- **Page text**
###

On July 20, 2018, we filed an Answer to the Complaint, along with certain Affirmative Defenses, as well as Counterclaims seeking, inter alia, to void the entire transaction for violation of New York’s criminal usury laws and, alternatively, for reformation of the warrant conversion formula set forth in the Warrant Agreement so as to be consistent with the parties’ intent and custom and practice in the industry.
The parties have undergone depositions and exchanged document production. Discovery was scheduled to end on January 31, 2019. Neither party has requested to extend the discovery period. Notwithstanding the pending action, in December 2018, EMA attempted to exercise the warrant through the Company’s transfer agent utilizing the disputed cashless exercise formula. The transfer agent rejected EMA’s request and notified the Company who promptly filed a motion for a preliminary injunction to enjoin EMA from making any further attempts to exercise the warrant in this manner during the pendency of the action. The Company is awaiting a decision from the Court on its preliminary injunction motion. As of the date of this Quarterly Report on the Form 10-Q, the Court has not ruled on our motion. We intend to vigorously defend the action, as well as vigorously prosecute our counterclaims against EMA. The action is still pending.
On or about May 15, 2015, Employee ceased employment at the Company. More than eight months later, on or about January 20, 2016, the parties entered into a certain Stock Repurchase Agreement (the “Repurchase Agreement”) pursuant to which we purchased all of Employee’s shares of Common Stock for a purchase price of $144,000. The Repurchase Agreement also provided, among other things, that Employee released us from all claims, causes of action, suits, and demands (the “Release”).

###

- **Brief 1**
Pull out every line of the records that contains the string "title", with case counting.

- **Data supplied**
###

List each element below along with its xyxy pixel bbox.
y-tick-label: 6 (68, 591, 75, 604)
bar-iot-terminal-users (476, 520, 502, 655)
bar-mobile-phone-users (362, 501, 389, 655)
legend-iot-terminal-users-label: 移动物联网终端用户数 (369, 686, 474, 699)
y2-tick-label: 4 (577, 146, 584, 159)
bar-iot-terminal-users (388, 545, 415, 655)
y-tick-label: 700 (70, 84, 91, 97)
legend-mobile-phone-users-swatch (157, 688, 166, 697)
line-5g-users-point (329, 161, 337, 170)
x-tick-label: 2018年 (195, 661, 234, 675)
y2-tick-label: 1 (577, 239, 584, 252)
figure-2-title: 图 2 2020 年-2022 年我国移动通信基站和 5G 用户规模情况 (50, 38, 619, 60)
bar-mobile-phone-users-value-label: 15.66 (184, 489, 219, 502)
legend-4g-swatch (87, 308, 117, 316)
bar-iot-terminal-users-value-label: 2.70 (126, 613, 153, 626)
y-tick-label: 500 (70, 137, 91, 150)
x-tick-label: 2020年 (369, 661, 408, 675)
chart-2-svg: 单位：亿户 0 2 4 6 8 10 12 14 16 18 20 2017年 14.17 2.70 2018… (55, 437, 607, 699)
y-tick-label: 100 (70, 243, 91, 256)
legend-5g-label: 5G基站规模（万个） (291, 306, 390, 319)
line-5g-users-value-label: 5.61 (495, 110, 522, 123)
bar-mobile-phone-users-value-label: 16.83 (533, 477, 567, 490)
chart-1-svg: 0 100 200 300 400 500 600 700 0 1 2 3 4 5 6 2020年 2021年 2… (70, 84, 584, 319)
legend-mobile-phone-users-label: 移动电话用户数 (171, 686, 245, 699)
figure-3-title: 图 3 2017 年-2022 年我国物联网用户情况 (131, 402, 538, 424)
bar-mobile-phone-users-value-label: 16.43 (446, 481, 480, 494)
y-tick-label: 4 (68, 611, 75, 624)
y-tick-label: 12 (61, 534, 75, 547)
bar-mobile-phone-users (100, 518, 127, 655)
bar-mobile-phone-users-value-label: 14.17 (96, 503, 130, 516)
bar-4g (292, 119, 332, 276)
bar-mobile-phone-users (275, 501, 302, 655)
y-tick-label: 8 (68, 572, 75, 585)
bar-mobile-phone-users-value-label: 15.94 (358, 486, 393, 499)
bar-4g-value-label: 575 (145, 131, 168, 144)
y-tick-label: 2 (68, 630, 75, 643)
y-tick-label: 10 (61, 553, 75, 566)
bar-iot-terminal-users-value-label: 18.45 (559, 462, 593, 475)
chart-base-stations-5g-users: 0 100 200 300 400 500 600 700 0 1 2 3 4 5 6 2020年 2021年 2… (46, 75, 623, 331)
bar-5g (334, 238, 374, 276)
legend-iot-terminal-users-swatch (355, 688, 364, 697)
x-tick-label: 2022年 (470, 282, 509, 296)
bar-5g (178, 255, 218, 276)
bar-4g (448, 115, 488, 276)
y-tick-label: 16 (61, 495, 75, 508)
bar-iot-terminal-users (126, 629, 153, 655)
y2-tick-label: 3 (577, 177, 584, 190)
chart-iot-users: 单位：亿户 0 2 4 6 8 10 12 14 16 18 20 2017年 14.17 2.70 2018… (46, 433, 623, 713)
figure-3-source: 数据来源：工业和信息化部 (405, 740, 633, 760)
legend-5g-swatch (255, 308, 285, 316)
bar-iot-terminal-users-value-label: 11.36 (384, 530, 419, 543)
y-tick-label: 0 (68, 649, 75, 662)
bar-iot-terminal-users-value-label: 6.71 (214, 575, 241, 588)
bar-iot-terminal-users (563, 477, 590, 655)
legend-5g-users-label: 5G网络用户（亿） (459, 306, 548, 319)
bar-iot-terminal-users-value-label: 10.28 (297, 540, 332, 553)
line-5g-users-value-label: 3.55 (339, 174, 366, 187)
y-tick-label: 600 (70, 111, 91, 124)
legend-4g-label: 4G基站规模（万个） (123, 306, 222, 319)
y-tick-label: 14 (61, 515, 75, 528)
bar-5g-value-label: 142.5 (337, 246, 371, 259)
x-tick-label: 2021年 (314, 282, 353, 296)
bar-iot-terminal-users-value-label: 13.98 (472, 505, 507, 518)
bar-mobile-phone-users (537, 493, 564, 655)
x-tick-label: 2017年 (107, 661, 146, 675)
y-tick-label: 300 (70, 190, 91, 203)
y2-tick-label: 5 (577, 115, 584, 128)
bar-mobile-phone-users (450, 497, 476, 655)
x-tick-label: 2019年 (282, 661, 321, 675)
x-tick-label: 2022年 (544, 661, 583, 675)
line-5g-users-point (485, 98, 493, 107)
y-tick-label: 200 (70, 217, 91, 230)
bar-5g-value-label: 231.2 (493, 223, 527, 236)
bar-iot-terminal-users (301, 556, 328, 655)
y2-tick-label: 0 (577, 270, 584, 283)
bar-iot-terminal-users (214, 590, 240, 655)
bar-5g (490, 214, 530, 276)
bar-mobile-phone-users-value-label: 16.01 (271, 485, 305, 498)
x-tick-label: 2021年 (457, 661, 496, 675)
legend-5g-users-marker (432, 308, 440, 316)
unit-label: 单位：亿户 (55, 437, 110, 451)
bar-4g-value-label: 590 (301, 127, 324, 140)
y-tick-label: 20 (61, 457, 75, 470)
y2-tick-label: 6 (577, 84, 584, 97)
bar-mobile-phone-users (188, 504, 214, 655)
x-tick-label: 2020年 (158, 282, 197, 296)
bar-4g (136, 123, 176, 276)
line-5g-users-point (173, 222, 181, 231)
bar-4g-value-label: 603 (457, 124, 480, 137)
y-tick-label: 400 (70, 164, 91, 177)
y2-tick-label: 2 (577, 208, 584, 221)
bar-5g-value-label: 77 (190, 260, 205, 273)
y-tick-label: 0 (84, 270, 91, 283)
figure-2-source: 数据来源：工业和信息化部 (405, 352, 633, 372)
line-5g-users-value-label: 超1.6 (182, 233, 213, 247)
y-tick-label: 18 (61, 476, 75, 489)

###

- **Brief 2**
Using the legal proceedings text, answer each question:
(a) On what date was the Answer to the Complaint filed?
(b) When was discovery scheduled to end?
(c) What purchase price was paid for all of Employee's shares under the Repurchase Agreement?

- **Written answer 1**
figure-2-title: 图 2 2020 年-2022 年我国移动通信基站和 5G 用户规模情况 (50, 38, 619, 60)
figure-3-title: 图 3 2017 年-2022 年我国物联网用户情况 (131, 402, 538, 424)

- **Written answer 2**
(a) July 20, 2018
(b) January 31, 2019
(c) $144,000